**Extract provided**.
------------------------------------------------

General Brandon was elected on that platform, and in the convention voted for the ordinance abolishing slavery, and imposing upon the legislature the duty to pass laws for the protection of the freedmen. And General Brandon is certainly looked upon in Mississippi as an honorable man, and an honest politician. What he will vote for when his people have got once more control of their own State affairs, and his State has regained its position and influence in the Union, it is needless to ask. I repeat, his case is not an isolated one. He has only put in print what, as my observations lead me to believe, a majority of the people say even in more emphatic language; and the deliberations of several legislatures in that part of the country show what it means. I deem it unnecessary to go into further particulars.
It is worthy of note that the convention of Mississippi--and the conventions of other States have followed its example--imposed upon subsequent legislatures the obligation not only to pass laws for the protection of the freedmen in person and property, but also _to guard against the dangers arising from sudden emancipation_. This language is not without significance; not the blessings of a full development of free labor, but only the dangers of emancipation are spoken of. It will be observed that this clause is so vaguely worded as to authorize the legislatures to place any restriction they may see fit upon the emancipated negro, in perfect consistency with the amended State constitutions; for it rests with them to define what the dangers of sudden emancipation consist in, and what measures may be required to guard against them. It is true, the clause does not authorize the legislatures to re-establish slavery in the old form; but they may pass whatever laws they see fit, stopping short only one step of what may strictly be defined as "slavery." Peonage of the Mexican pattern, or serfdom of some European pattern, may under that clause be considered admissible; and looking at the legislative attempts already made, especially the labor code now under consideration in the legislature of South Carolina, it appears not only possible, but eminently probable, that the laws which will be passed to guard against the dangers arising from emancipation will be directed against the spirit of emancipation itself.

------------------------------------------------

**Exercise set**.
1. Repeat the passage word for word from "General Brandon was" to "into further particulars.".
2. Answer these questions from the passage.
(a) In the convention, General Brandon voted for an ordinance abolishing what?
(b) The labor code under consideration is in the legislature of which state?
(c) What two arrangements does the passage say may be considered admissible under the clause?
The data are not needed for any of this work.

**Information supplied**.
------------------------------------------------

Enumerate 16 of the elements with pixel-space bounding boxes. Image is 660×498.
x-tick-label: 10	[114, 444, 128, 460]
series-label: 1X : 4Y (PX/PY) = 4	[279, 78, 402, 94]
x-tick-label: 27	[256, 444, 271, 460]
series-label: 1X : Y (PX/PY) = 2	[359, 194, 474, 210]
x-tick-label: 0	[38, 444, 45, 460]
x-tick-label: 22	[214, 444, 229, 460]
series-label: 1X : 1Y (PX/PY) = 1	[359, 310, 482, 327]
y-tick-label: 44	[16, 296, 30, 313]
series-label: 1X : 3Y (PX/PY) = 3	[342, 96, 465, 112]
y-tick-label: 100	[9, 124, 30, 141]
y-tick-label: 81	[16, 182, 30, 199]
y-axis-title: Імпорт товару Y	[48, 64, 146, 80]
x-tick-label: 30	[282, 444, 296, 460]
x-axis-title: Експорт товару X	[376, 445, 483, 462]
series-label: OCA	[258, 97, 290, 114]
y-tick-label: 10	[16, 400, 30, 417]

------------------------------------------------

**Solutions by task**.
1.
General Brandon was elected on that platform, and in the convention voted for the ordinance abolishing slavery, and imposing upon the legislature the duty to pass laws for the protection of the freedmen. And General Brandon is certainly looked upon in Mississippi as an honorable man, and an honest politician. What he will vote for when his people have got once more control of their own State affairs, and his State has regained its position and influence in the Union, it is needless to ask. I repeat, his case is not an isolated one. He has only put in print what, as my observations lead me to believe, a majority of the people say even in more emphatic language; and the deliberations of several legislatures in that part of the country show what it means. I deem it unnecessary to go into further particulars.

2.
(a) Slavery.
(b) South Carolina.
(c) Peonage of the Mexican pattern, or serfdom of some European pattern.